Goal
Return only the number of lines that hold "Permissible".

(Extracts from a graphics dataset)
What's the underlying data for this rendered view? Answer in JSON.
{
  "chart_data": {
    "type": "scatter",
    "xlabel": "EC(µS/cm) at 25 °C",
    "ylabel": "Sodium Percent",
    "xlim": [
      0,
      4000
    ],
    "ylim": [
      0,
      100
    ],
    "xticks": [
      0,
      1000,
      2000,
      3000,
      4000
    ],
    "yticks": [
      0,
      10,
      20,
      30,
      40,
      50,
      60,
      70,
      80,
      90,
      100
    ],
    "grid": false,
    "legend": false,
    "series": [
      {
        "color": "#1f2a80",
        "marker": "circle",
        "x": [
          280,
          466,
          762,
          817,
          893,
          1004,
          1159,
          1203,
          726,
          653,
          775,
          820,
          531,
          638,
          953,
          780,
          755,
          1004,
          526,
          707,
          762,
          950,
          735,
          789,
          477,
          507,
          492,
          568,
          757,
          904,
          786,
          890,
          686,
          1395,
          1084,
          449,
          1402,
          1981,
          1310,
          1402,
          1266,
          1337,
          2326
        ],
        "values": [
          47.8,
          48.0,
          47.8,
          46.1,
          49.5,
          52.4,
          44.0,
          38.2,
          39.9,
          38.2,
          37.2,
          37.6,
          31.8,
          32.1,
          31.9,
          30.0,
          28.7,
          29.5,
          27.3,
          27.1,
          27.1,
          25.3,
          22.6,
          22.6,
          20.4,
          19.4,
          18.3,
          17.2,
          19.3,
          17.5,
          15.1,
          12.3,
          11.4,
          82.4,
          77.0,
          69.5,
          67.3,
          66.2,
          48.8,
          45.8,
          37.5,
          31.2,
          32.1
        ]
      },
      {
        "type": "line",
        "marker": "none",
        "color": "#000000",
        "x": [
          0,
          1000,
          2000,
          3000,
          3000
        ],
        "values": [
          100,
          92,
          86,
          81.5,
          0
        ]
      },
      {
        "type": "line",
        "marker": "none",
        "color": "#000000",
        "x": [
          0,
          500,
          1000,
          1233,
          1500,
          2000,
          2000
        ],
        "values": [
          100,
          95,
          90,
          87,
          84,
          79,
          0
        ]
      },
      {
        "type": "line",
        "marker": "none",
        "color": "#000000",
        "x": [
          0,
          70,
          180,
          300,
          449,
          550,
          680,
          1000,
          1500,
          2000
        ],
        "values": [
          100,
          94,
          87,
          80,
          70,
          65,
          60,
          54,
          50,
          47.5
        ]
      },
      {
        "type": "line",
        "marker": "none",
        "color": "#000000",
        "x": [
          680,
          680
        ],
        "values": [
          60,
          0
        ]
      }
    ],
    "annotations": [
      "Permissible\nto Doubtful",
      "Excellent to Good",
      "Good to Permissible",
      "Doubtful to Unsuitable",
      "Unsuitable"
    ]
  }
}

Solution to the exercise
2